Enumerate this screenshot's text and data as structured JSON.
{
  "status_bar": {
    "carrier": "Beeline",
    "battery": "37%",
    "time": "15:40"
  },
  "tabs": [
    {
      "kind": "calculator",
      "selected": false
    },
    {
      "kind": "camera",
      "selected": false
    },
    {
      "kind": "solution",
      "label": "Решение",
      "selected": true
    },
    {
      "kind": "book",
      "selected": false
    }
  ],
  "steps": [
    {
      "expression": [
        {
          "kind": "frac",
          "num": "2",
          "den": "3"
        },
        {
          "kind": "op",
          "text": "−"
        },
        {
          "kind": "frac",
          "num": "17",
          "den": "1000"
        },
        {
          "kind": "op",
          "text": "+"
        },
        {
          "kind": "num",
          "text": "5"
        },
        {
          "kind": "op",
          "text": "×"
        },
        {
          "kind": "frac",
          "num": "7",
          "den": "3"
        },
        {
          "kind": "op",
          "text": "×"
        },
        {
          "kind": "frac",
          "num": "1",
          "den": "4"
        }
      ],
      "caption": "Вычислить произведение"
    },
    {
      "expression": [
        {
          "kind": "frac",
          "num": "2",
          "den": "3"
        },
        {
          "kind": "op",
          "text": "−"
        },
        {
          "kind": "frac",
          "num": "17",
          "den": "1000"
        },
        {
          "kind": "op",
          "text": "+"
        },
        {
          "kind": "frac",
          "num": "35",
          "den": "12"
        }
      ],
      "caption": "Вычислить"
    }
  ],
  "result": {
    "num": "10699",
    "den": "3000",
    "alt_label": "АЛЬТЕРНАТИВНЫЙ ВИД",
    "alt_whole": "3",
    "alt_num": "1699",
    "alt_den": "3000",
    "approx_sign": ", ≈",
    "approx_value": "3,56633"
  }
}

********************

§ EXERCISE INSTRUCTIONS
Go through the records and show every line with the string "caption" in it.

§ IN RESPONSE
      "caption": "Вычислить произведение"
      "caption": "Вычислить"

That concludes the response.